***** Trecho da fonte *****

Paulo Gustavo – ator e humorista.

 

Poucas vezes, vi comoção popular tão forte e espontânea em torno de um ator. Nas ruas, durante o dia, pessoas lamentando em conversas seu desaparecimento. À noite, na hora do noticiário, pessoas nas sacadas dos apartamentos batendo palmas à sua arte.

O ator Paulo Gustavo legou ao povo brasileiro dois desempenhos exemplares: como gente comum, o exercício de sua liberdade mais profunda, no companheirismo, na adoção de duas crianças.

E como ator, o desenho de uma sociedade com direito a rir. Com ironia, com naturalidade, extravasando as agudezas do transcendente. Como disse o filósofo do riso, Bergson, rir está no ridículo.

O brasileiro, sempre tão tropical, tão descontraído, de braço dado com apertados abraços, ultimamente desaprendeu a sorrir. O clima pesou. Nas duas vertentes fluviais em que navega nosso cotidiano. Do lado da política, a ameaça programada da autoridade, sua truculência atemorizante, o estado permanente de tensão. Em cada frase, um látego. Em cada aparição, um verdugo.

Do lado da gestão, uma cordilheira de omissões na saúde, de deformações na educação, de perseguições na justiça, de desconstrução no meio ambiente. Governança sem plano, sem consciência social, sem diretriz, ancorada no século 18. E autofágica na sua servidão.

Mas, talvez a memória política mais expressiva de Paulo Gustavo seja a compreensão que ele, como pessoa, guardou e transmitiu: a de que o brasileiro recusa o negacionismo barato, recusa a incompetência. E faz do sofrimento um modo de protestar. E, como disse Paulo Gustavo, faz do riso uma forma de resistir.

Sim, o brasileiro traz, na sua trigenética formadora, índia, branca e negra, a semente do sorriso. O brasileiro legítimo sabe sorrir. Não a risada escandalosa, escancarada, sem alma, sem sentimento. Um esgar. Mas o riso brando, empático, respeitoso, que vemos na morenidade de Darcy Ribeiro, na tropicologia de Gilberto Freyre, na inspiração Debussyana de Tom Jobim.

Sim, este é o país que queremos. Que mostre compaixão, que sinta dor, que seja solidário, que construa pelo senso de dever e de humanidade. E não porque negocia com o centrão, porque precisa de votos, porque não sabe fazer outra coisa. A não ser versões de opróbio.

Sejamos fieis ao Brasil brasileiro, de Ary Barroso, de Osvaldo Cruz, de Leite Lopes, de Paulo Gustavo: vamos resistir.

***** Registros listados *****

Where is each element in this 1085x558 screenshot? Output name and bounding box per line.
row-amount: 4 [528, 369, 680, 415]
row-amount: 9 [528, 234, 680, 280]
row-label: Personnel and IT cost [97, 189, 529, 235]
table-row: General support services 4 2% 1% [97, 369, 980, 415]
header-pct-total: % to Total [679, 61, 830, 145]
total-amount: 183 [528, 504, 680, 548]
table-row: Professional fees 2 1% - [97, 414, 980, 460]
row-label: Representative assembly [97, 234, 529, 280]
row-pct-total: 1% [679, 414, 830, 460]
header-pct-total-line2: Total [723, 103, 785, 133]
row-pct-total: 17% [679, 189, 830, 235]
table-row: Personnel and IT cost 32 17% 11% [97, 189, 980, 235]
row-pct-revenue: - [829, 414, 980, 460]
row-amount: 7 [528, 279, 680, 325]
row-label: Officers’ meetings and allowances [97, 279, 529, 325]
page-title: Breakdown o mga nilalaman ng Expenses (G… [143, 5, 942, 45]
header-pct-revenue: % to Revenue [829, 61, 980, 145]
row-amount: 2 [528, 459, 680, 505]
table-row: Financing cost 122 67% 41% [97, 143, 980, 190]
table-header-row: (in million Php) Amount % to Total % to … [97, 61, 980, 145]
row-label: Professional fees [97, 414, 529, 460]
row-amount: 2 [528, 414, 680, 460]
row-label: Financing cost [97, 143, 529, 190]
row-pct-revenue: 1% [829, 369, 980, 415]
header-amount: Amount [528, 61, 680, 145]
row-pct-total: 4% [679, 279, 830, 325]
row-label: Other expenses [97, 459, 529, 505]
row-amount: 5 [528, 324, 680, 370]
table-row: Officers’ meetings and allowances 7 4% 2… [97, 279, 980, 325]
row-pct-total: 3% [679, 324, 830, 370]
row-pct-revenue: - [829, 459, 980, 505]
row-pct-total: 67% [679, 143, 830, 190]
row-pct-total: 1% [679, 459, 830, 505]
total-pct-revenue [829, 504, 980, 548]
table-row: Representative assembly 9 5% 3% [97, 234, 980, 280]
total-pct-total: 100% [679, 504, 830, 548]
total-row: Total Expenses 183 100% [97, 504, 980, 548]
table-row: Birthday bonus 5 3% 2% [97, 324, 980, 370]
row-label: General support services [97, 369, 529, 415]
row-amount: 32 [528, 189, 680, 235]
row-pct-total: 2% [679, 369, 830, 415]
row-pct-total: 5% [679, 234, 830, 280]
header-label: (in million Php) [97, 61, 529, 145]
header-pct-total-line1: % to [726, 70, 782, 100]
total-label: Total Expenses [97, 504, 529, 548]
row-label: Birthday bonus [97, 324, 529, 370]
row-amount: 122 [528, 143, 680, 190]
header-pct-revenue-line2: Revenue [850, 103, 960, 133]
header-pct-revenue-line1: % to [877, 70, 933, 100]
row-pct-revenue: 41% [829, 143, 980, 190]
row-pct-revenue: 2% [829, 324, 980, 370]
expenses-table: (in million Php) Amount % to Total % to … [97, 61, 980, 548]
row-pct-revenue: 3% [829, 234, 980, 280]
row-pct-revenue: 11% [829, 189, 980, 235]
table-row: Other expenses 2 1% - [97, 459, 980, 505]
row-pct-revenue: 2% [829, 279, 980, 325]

*****

Trabalho pedido
No texto sobre Paulo Gustavo, segundo o próprio ator, de que o brasileiro faz uma forma de resistir?

Problema resolvido
Do riso.